Je veux développer l'intéressement, la participation, l'épargne salariale et l'actionnariat salarié dans notre pays.
Car la participation est une idée moderne, parfaitement adaptée à notre économie mondialisée :
- Elle facilite la redistribution des profits de la mondialisation vers la consommation des Français.
- Elle favorise l'implication des salariés dans la vie de l'entreprise.
- Enfin elle renforce le capital des entreprises françaises et représente donc un atout du patriotisme économique.
J'ai donc demandé à Thierry BRETON et Gérard LARCHER de préparer sous mon autorité un projet de loi qui sera concerté puis discuté au cours du premier semestre de l'année prochaine. Il permettra de refonder de manière globale la participation en France et de la stabiliser.
Il prévoira une incitation à la distribution d'actions gratuites pour tous les salariés par l'élargissement du régime de distribution gratuite et par l'extension de la déductibilité de l'impôt sur les sociétés pour l'ensemble des émissions au profit des salariés. Par ailleurs, la valeur des comptes épargne temps pourra être convertie pour alimenter l'actionnariat salarié. Sera ainsi institué un dividende du travail.
Pour les entreprises non cotées, l'incitation à la distribution d'actions s'accompagnera de mesures pour assurer la liquidité et l'échange des titres entre les salariés. Pour les entreprises publiques, une forme de participation des salariés pourra être imaginée telle que la distribution de titres participatifs ou de certificats d'investissement.
L'intéressement doit être la règle dans ces entreprises : il sera donc assoupli afin de pouvoir être négocié localement au niveau d'un établissement ou d'un projet précis de l'entreprise.
L'objectif, c'est que la participation et l'actionnariat salarié puissent se développer dans le plus grand nombre d'entreprises, notamment les PME. Je fonde de grands espoirs sur le dialogue avec les représentants des entreprises. Ensemble, nous déciderons des modalités de cette généralisation.
La participation financière et l'épargne salariale ne doivent pas être des substituts aux augmentations de salaires, mais doivent créer des rapports nouveaux dans la durée entre les salariés et l'entreprise. C'est pourquoi nous serons attentifs aux règles de déblocage, qui devront être fixées au sein même de l'entreprise par voie de négociation.
3. Enfin, comme l'a démontré la crise des banlieues, nous devons lutter davantage encore contre toutes les formes de discrimination et d'inégalité sur le marché du travail et dans les entreprises
C'est un combat que nous menons depuis plus de trois ans :
Je pense en particulier à la loi sur le handicap, dont d'importants aspects entreront en vigueur au 1er janvier prochain. Je pense au projet de loi sur l'égalité salariale entre les femmes et les hommes qui est discuté en ce moment même à l'Assemblée nationale.
Je pense à la création et au renforcement de la Haute autorité de lutte contre les discriminations et pour l'égalité, et à la promotion de la charte de la diversité.
Sur la suggestion d'Azouz BEGAG, j'ai décidé que la grande cause de l'année 2006 serait l'égalité des chances.

> _Listing fourni_:

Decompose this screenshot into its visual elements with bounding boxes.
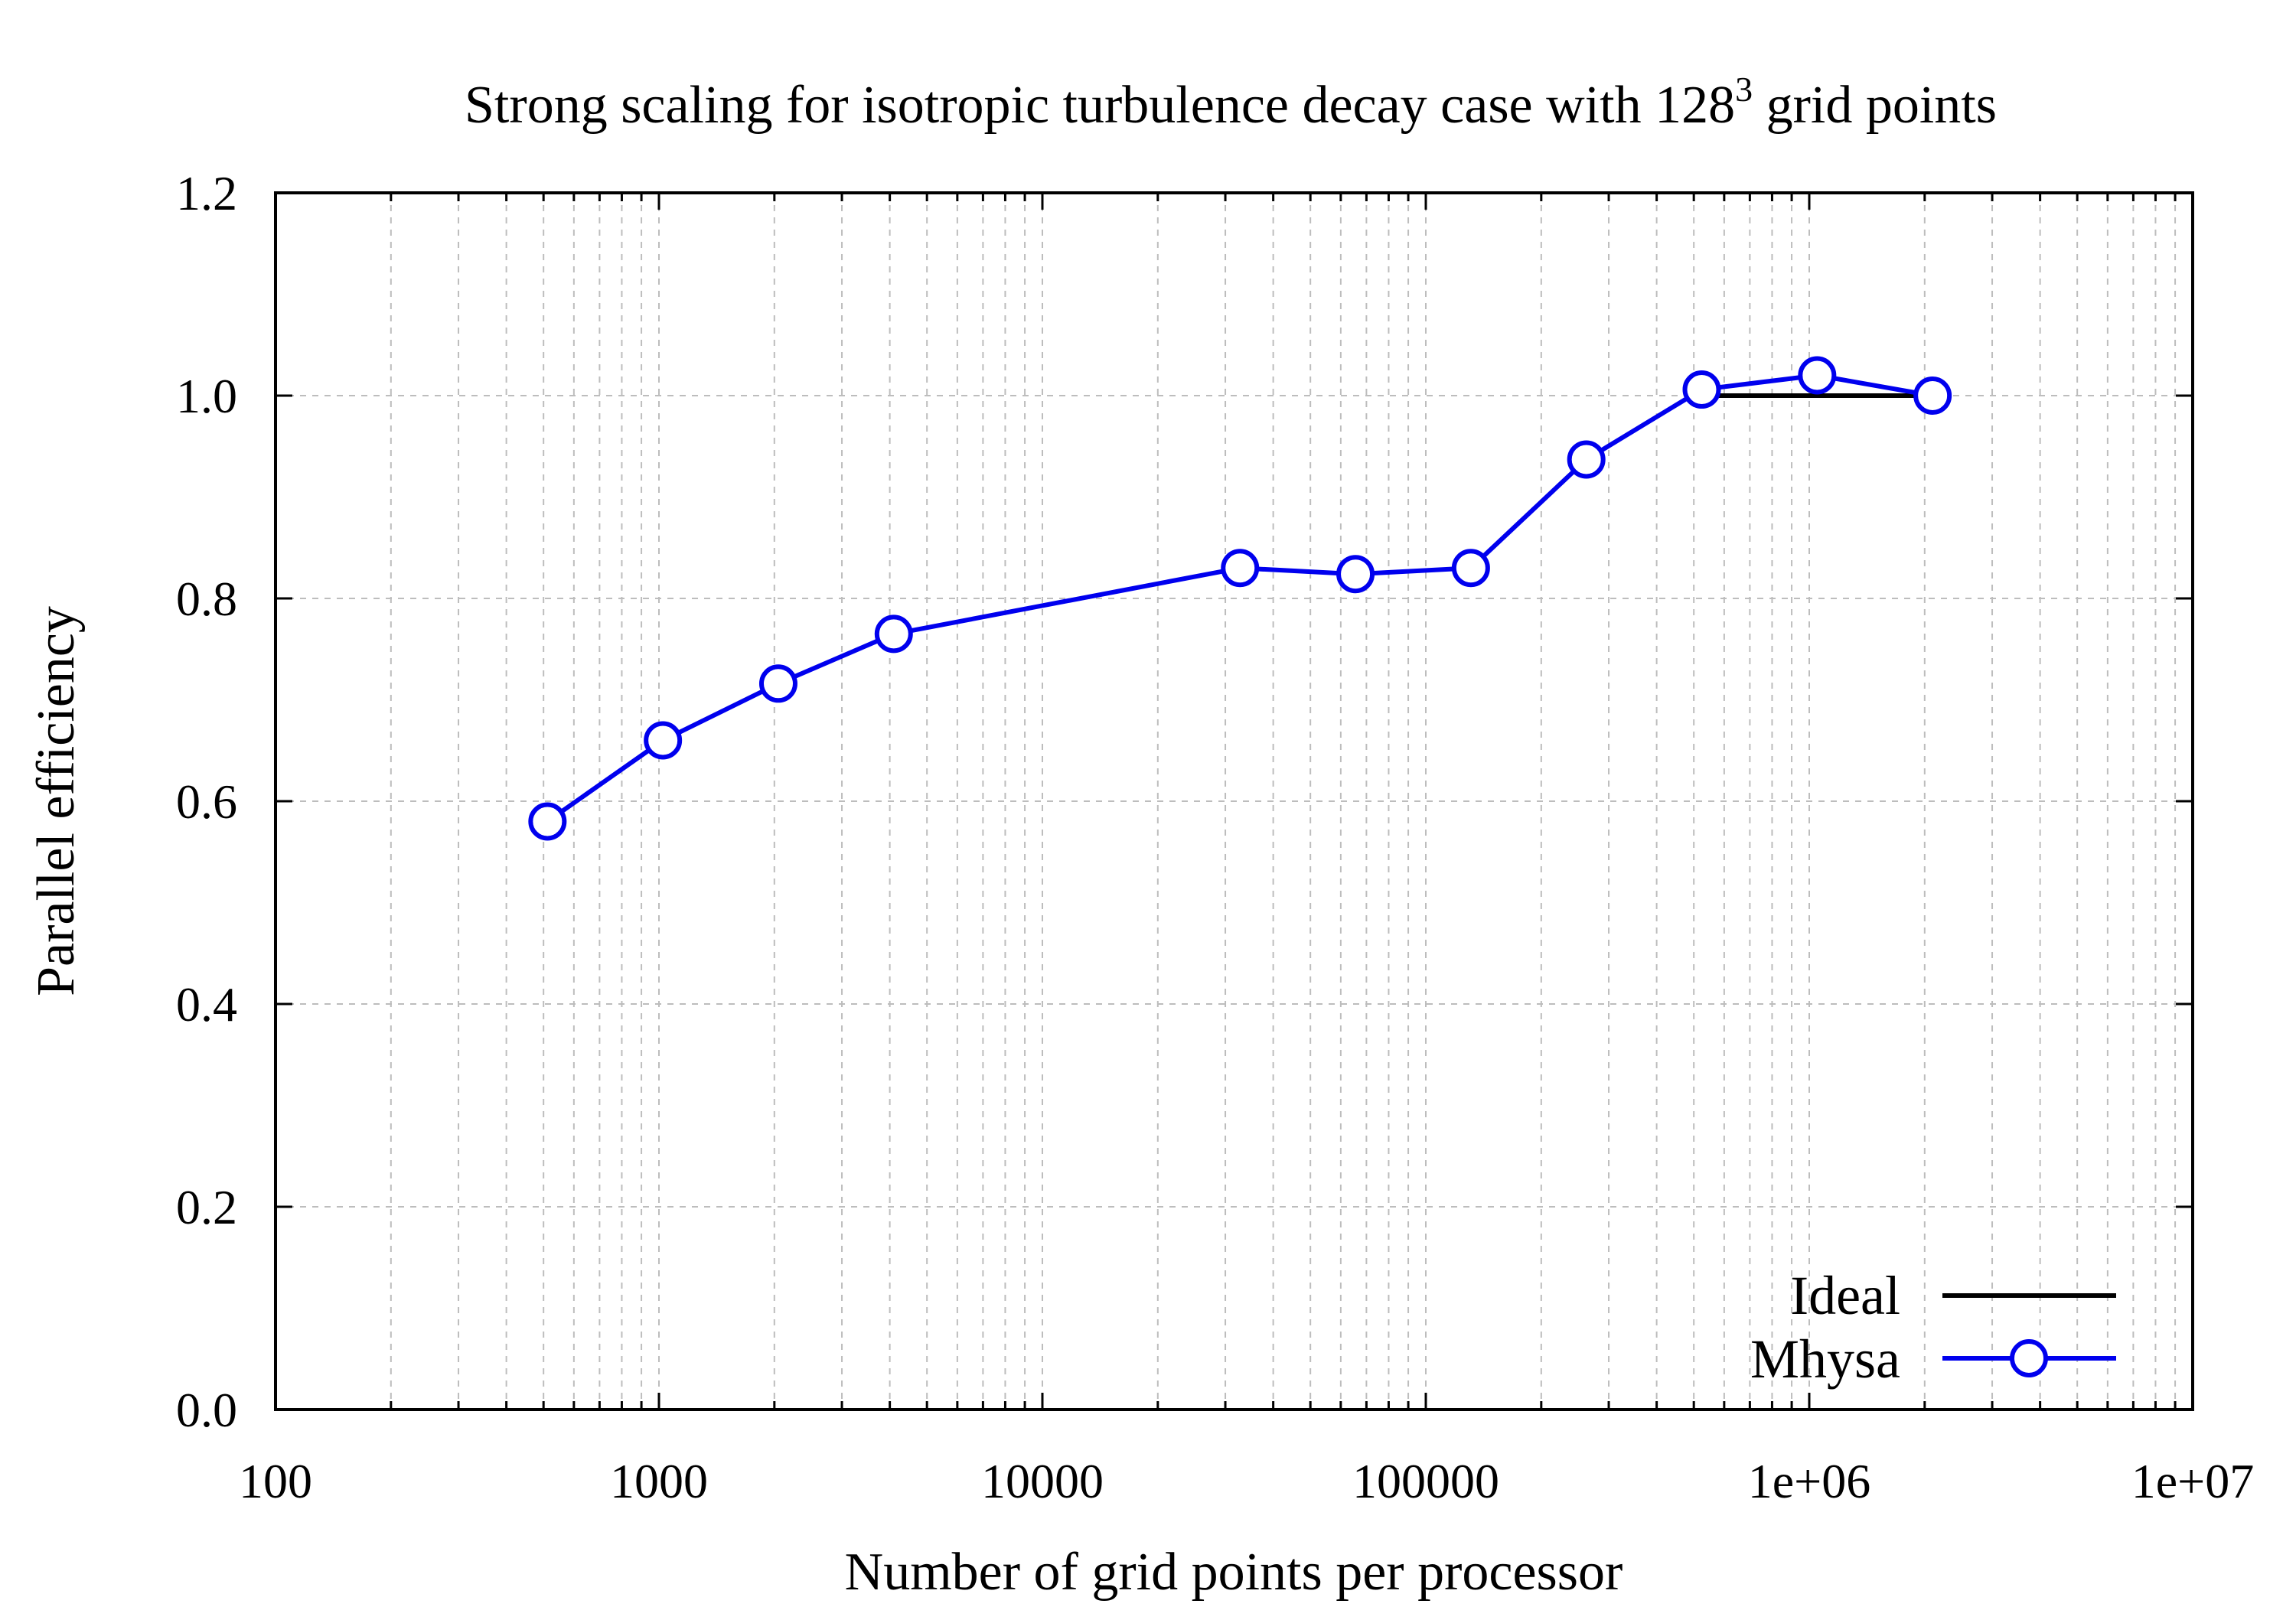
data-point-mhysa	[1913, 376, 1952, 415]
legend-entry-mhysa: Mhysa	[1750, 1328, 2116, 1390]
data-point-mhysa	[528, 802, 567, 841]
chart-title-suffix: grid points	[1753, 76, 1997, 135]
data-point-mhysa	[874, 614, 913, 654]
plot-frame	[274, 191, 2194, 1411]
x-axis-label: Number of grid points per processor	[845, 1543, 1623, 1602]
y-tick-label: 1.0	[176, 369, 237, 423]
data-point-mhysa	[758, 664, 797, 703]
data-point-mhysa	[1336, 555, 1375, 594]
x-tick-label: 1000	[610, 1454, 708, 1508]
legend-entry-ideal: Ideal	[1790, 1265, 2116, 1326]
chart-title-superscript: 3	[1735, 70, 1753, 109]
series	[528, 356, 1952, 841]
data-point-mhysa	[644, 721, 683, 760]
x-tick-label: 100000	[1352, 1454, 1499, 1508]
x-tick-label: 10000	[981, 1454, 1104, 1508]
y-tick-label: 0.2	[176, 1180, 237, 1234]
y-tick-label: 0.6	[176, 774, 237, 829]
y-tick-label: 0.8	[176, 572, 237, 626]
x-tick-label: 1e+07	[2131, 1454, 2255, 1508]
legend-label-ideal: Ideal	[1790, 1265, 1900, 1326]
y-tick-label: 1.2	[176, 166, 237, 220]
y-tick-label: 0.4	[176, 977, 237, 1032]
y-axis-label: Parallel efficiency	[27, 606, 86, 996]
tick-labels: 100 1000 10000 100000 1e+06 1e+07 0.0 0.2 0.4 0.6…	[176, 166, 2254, 1508]
y-tick-label: 0.0	[176, 1383, 237, 1437]
legend-label-mhysa: Mhysa	[1750, 1328, 1900, 1390]
data-point-mhysa	[1451, 549, 1490, 588]
legend-marker-mhysa	[2010, 1339, 2048, 1377]
data-point-mhysa	[1221, 549, 1260, 588]
x-tick-label: 100	[239, 1454, 312, 1508]
data-point-mhysa	[1798, 356, 1837, 395]
chart-title: Strong scaling for isotropic turbulence …	[465, 70, 1997, 135]
x-tick-label: 1e+06	[1748, 1454, 1871, 1508]
data-point-mhysa	[1682, 370, 1721, 409]
legend: Ideal Mhysa	[1750, 1265, 2116, 1390]
data-point-mhysa	[1567, 440, 1606, 479]
grid	[276, 193, 2193, 1410]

> _À faire_:
A. D'après l'extrait présenté, quelle sera la grande cause de l'année 2006 ?
B. Reproduisez à l'identique les lignes du listing, de celle qui contient « 376, 1952, 415] » jusqu'à celle qui contient « 664, 797, 703] », ces deux lignes comprises.

> _Les réponses_:
A. L'égalité des chances.

B.
data-point-mhysa	[1913, 376, 1952, 415]
legend-entry-mhysa: Mhysa	[1750, 1328, 2116, 1390]
data-point-mhysa	[528, 802, 567, 841]
chart-title-suffix: grid points	[1753, 76, 1997, 135]
data-point-mhysa	[874, 614, 913, 654]
plot-frame	[274, 191, 2194, 1411]
x-axis-label: Number of grid points per processor	[845, 1543, 1623, 1602]
y-tick-label: 1.0	[176, 369, 237, 423]
data-point-mhysa	[758, 664, 797, 703]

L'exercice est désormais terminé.